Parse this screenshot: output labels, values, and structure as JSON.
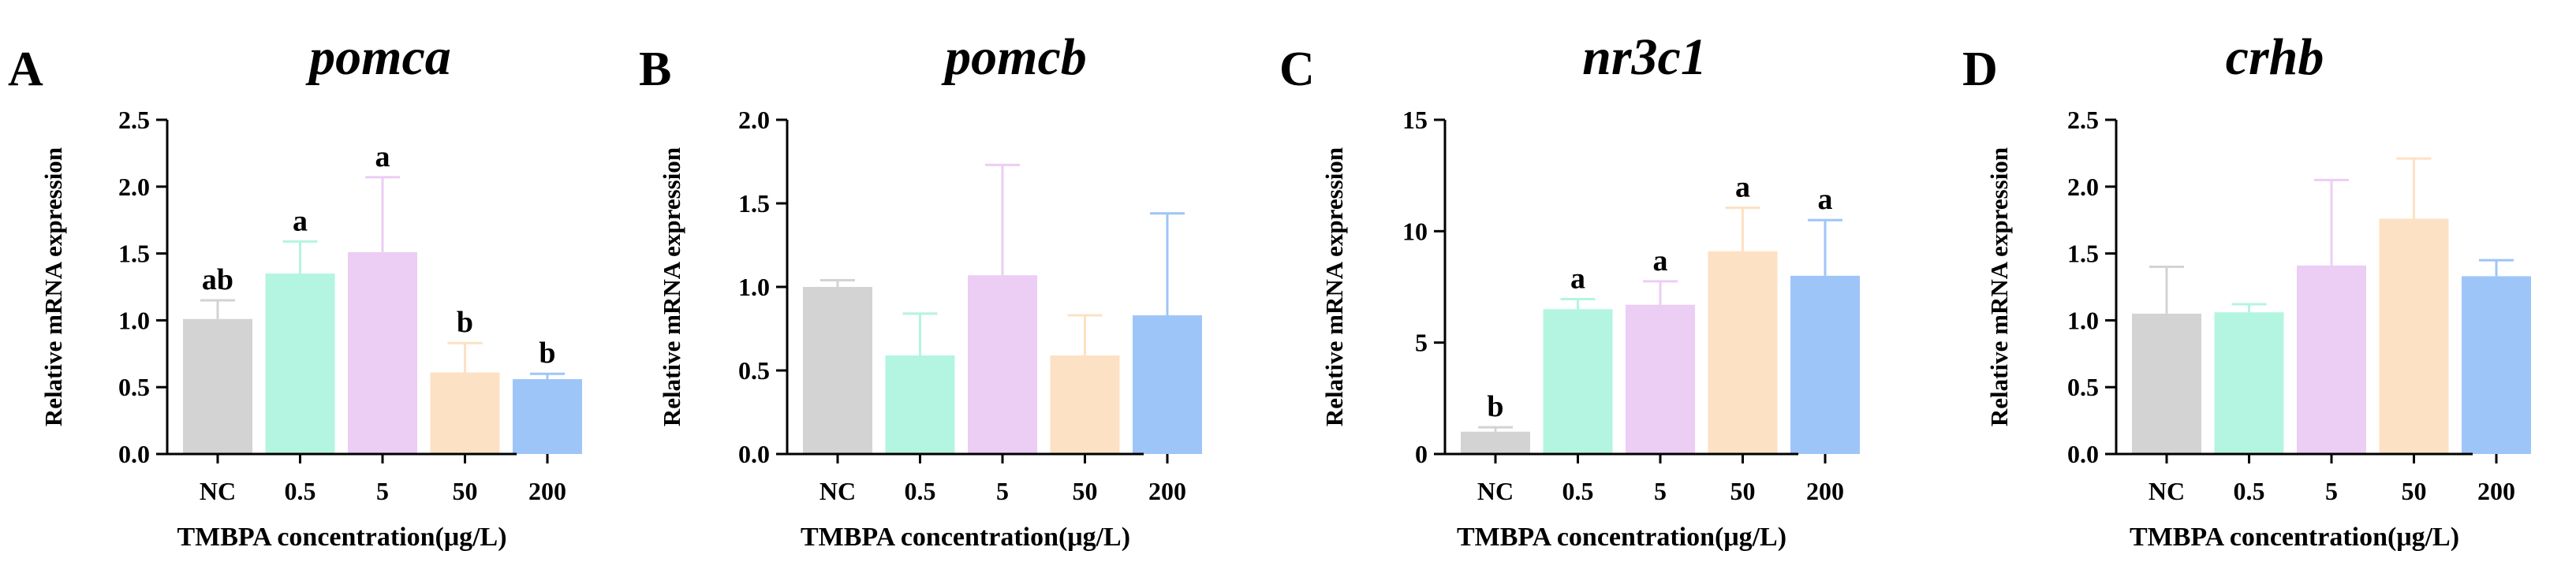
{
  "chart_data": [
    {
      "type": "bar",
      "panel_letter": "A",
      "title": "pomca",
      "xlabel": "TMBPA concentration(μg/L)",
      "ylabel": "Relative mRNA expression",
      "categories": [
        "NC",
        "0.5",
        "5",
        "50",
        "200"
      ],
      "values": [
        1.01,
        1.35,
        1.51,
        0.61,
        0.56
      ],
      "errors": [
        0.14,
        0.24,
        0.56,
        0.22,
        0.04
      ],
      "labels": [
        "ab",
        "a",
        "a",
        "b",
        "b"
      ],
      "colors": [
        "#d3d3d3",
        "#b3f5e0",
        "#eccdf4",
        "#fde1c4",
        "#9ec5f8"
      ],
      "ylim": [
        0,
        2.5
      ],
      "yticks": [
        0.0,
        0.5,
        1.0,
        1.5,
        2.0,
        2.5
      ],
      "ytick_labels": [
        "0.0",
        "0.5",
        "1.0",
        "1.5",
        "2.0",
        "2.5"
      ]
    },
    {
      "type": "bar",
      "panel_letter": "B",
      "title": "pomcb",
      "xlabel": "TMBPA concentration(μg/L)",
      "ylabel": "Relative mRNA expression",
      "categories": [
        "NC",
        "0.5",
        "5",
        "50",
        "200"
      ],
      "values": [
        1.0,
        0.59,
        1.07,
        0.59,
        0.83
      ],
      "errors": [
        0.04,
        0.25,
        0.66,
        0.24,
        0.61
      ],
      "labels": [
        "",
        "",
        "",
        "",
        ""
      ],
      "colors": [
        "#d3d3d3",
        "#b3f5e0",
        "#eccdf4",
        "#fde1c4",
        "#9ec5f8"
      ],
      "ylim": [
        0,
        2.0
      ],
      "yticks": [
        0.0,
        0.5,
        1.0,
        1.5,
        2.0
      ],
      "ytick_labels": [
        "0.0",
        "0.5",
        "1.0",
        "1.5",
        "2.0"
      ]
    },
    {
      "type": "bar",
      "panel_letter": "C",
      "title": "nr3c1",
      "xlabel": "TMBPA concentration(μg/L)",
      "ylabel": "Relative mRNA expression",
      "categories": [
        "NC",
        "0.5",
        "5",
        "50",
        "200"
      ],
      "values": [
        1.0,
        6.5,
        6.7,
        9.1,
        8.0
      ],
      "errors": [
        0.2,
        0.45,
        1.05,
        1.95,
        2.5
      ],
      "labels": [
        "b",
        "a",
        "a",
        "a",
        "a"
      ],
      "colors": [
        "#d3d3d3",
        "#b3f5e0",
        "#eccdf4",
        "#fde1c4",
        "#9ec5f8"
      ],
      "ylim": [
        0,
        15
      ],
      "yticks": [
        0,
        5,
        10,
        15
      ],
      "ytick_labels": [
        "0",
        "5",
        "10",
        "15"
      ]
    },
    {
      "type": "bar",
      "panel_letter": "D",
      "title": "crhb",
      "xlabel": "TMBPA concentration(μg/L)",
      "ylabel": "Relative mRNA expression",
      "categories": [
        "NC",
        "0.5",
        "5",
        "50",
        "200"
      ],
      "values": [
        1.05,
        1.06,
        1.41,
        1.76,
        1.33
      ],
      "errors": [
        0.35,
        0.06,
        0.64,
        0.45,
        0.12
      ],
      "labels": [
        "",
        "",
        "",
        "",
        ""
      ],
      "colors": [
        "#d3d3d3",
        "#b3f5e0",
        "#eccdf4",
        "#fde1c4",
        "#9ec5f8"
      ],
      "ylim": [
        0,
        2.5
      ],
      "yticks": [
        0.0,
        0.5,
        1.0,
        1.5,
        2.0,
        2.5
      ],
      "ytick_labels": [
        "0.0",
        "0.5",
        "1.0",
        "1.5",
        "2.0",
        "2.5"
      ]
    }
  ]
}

--

*Task requirements*: All of the lines above should be retyped precisely, apart from the pictures.

*Solution to this task*:
Parse this screenshot: output labels, values, and structure as JSON.
{
  "chart_data": [
    {
      "type": "bar",
      "panel_letter": "A",
      "title": "pomca",
      "xlabel": "TMBPA concentration(μg/L)",
      "ylabel": "Relative mRNA expression",
      "categories": [
        "NC",
        "0.5",
        "5",
        "50",
        "200"
      ],
      "values": [
        1.01,
        1.35,
        1.51,
        0.61,
        0.56
      ],
      "errors": [
        0.14,
        0.24,
        0.56,
        0.22,
        0.04
      ],
      "labels": [
        "ab",
        "a",
        "a",
        "b",
        "b"
      ],
      "colors": [
        "#d3d3d3",
        "#b3f5e0",
        "#eccdf4",
        "#fde1c4",
        "#9ec5f8"
      ],
      "ylim": [
        0,
        2.5
      ],
      "yticks": [
        0.0,
        0.5,
        1.0,
        1.5,
        2.0,
        2.5
      ],
      "ytick_labels": [
        "0.0",
        "0.5",
        "1.0",
        "1.5",
        "2.0",
        "2.5"
      ]
    },
    {
      "type": "bar",
      "panel_letter": "B",
      "title": "pomcb",
      "xlabel": "TMBPA concentration(μg/L)",
      "ylabel": "Relative mRNA expression",
      "categories": [
        "NC",
        "0.5",
        "5",
        "50",
        "200"
      ],
      "values": [
        1.0,
        0.59,
        1.07,
        0.59,
        0.83
      ],
      "errors": [
        0.04,
        0.25,
        0.66,
        0.24,
        0.61
      ],
      "labels": [
        "",
        "",
        "",
        "",
        ""
      ],
      "colors": [
        "#d3d3d3",
        "#b3f5e0",
        "#eccdf4",
        "#fde1c4",
        "#9ec5f8"
      ],
      "ylim": [
        0,
        2.0
      ],
      "yticks": [
        0.0,
        0.5,
        1.0,
        1.5,
        2.0
      ],
      "ytick_labels": [
        "0.0",
        "0.5",
        "1.0",
        "1.5",
        "2.0"
      ]
    },
    {
      "type": "bar",
      "panel_letter": "C",
      "title": "nr3c1",
      "xlabel": "TMBPA concentration(μg/L)",
      "ylabel": "Relative mRNA expression",
      "categories": [
        "NC",
        "0.5",
        "5",
        "50",
        "200"
      ],
      "values": [
        1.0,
        6.5,
        6.7,
        9.1,
        8.0
      ],
      "errors": [
        0.2,
        0.45,
        1.05,
        1.95,
        2.5
      ],
      "labels": [
        "b",
        "a",
        "a",
        "a",
        "a"
      ],
      "colors": [
        "#d3d3d3",
        "#b3f5e0",
        "#eccdf4",
        "#fde1c4",
        "#9ec5f8"
      ],
      "ylim": [
        0,
        15
      ],
      "yticks": [
        0,
        5,
        10,
        15
      ],
      "ytick_labels": [
        "0",
        "5",
        "10",
        "15"
      ]
    },
    {
      "type": "bar",
      "panel_letter": "D",
      "title": "crhb",
      "xlabel": "TMBPA concentration(μg/L)",
      "ylabel": "Relative mRNA expression",
      "categories": [
        "NC",
        "0.5",
        "5",
        "50",
        "200"
      ],
      "values": [
        1.05,
        1.06,
        1.41,
        1.76,
        1.33
      ],
      "errors": [
        0.35,
        0.06,
        0.64,
        0.45,
        0.12
      ],
      "labels": [
        "",
        "",
        "",
        "",
        ""
      ],
      "colors": [
        "#d3d3d3",
        "#b3f5e0",
        "#eccdf4",
        "#fde1c4",
        "#9ec5f8"
      ],
      "ylim": [
        0,
        2.5
      ],
      "yticks": [
        0.0,
        0.5,
        1.0,
        1.5,
        2.0,
        2.5
      ],
      "ytick_labels": [
        "0.0",
        "0.5",
        "1.0",
        "1.5",
        "2.0",
        "2.5"
      ]
    }
  ]
}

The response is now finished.